::: Supplied data

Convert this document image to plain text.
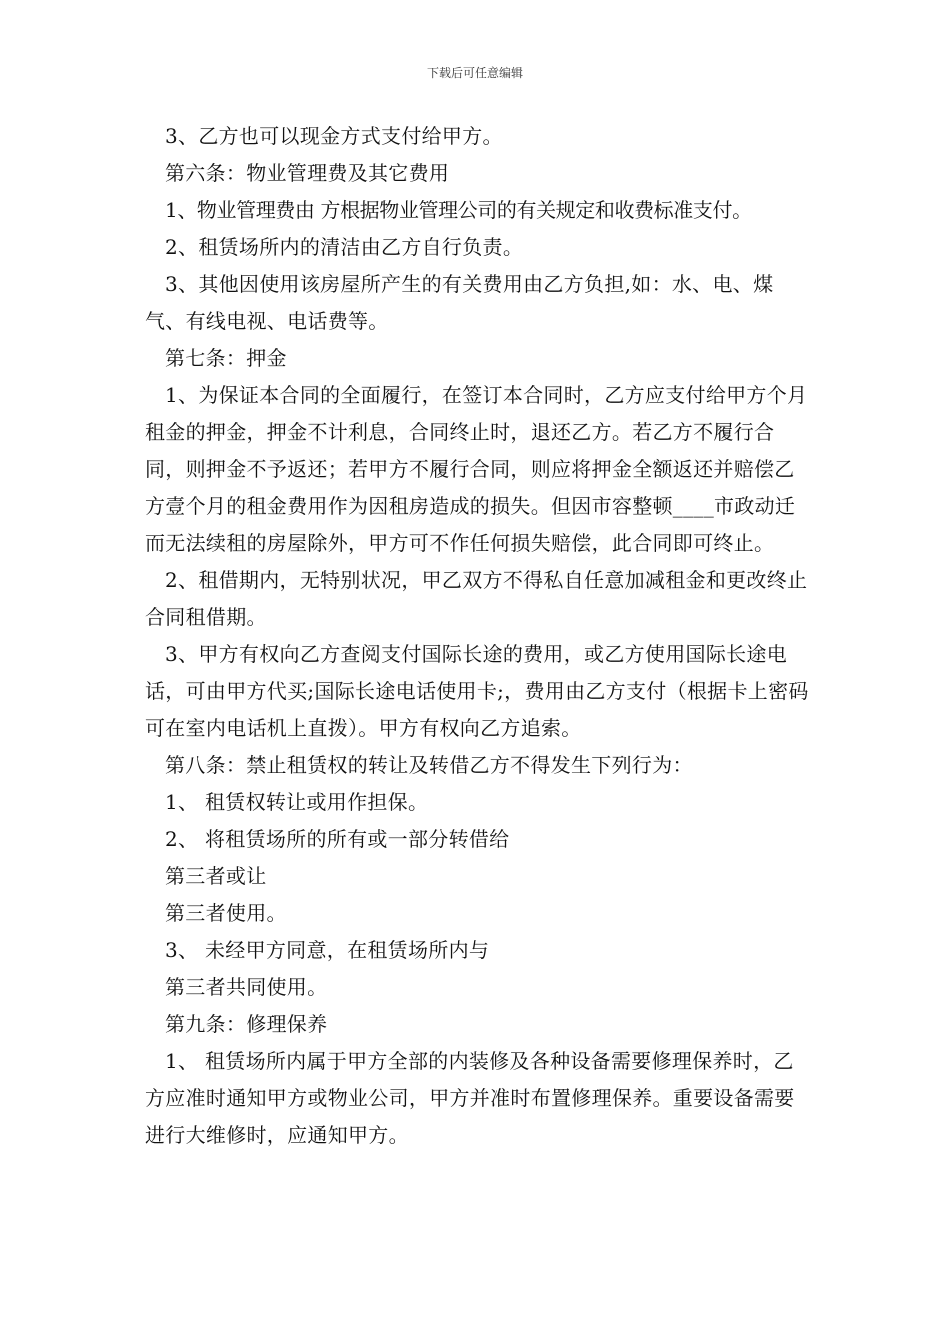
下载后可任意编辑

3、乙方也可以现金方式支付给甲方。

第六条：物业管理费及其它费用

1、物业管理费由 方根据物业管理公司的有关规定和收费标准支付。

2、租赁场所内的清洁由乙方自行负责。

3、其他因使用该房屋所产生的有关费用由乙方负担,如：水、电、煤气、有线电视、电话费等。

第七条：押金

1、为保证本合同的全面履行，在签订本合同时，乙方应支付给甲方个月租金的押金，押金不计利息，合同终止时，退还乙方。若乙方不履行合同，则押金不予返还；若甲方不履行合同，则应将押金全额返还并赔偿乙方壹个月的租金费用作为因租房造成的损失。但因市容整顿____市政动迁而无法续租的房屋除外，甲方可不作任何损失赔偿，此合同即可终止。

2、租借期内，无特别状况，甲乙双方不得私自任意加减租金和更改终止合同租借期。

3、甲方有权向乙方查阅支付国际长途的费用，或乙方使用国际长途电话，可由甲方代买;国际长途电话使用卡;，费用由乙方支付（根据卡上密码可在室内电话机上直拨）。甲方有权向乙方追索。

第八条：禁止租赁权的转让及转借乙方不得发生下列行为：

1、 租赁权转让或用作担保。

2、 将租赁场所的所有或一部分转借给

第三者或让

第三者使用。

3、 未经甲方同意，在租赁场所内与

第三者共同使用。

第九条：修理保养

1、 租赁场所内属于甲方全部的内装修及各种设备需要修理保养时，乙方应准时通知甲方或物业公司，甲方并准时布置修理保养。重要设备需要进行大维修时，应通知甲方。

::::::

> **Written request**
Your copy should repeat each entry above exactly but contain no pictures.

> **Correct answer**
Convert this document image to plain text.
下载后可任意编辑

3、乙方也可以现金方式支付给甲方。

第六条：物业管理费及其它费用

1、物业管理费由 方根据物业管理公司的有关规定和收费标准支付。

2、租赁场所内的清洁由乙方自行负责。

3、其他因使用该房屋所产生的有关费用由乙方负担,如：水、电、煤气、有线电视、电话费等。

第七条：押金

1、为保证本合同的全面履行，在签订本合同时，乙方应支付给甲方个月租金的押金，押金不计利息，合同终止时，退还乙方。若乙方不履行合同，则押金不予返还；若甲方不履行合同，则应将押金全额返还并赔偿乙方壹个月的租金费用作为因租房造成的损失。但因市容整顿____市政动迁而无法续租的房屋除外，甲方可不作任何损失赔偿，此合同即可终止。

2、租借期内，无特别状况，甲乙双方不得私自任意加减租金和更改终止合同租借期。

3、甲方有权向乙方查阅支付国际长途的费用，或乙方使用国际长途电话，可由甲方代买;国际长途电话使用卡;，费用由乙方支付（根据卡上密码可在室内电话机上直拨）。甲方有权向乙方追索。

第八条：禁止租赁权的转让及转借乙方不得发生下列行为：

1、 租赁权转让或用作担保。

2、 将租赁场所的所有或一部分转借给

第三者或让

第三者使用。

3、 未经甲方同意，在租赁场所内与

第三者共同使用。

第九条：修理保养

1、 租赁场所内属于甲方全部的内装修及各种设备需要修理保养时，乙方应准时通知甲方或物业公司，甲方并准时布置修理保养。重要设备需要进行大维修时，应通知甲方。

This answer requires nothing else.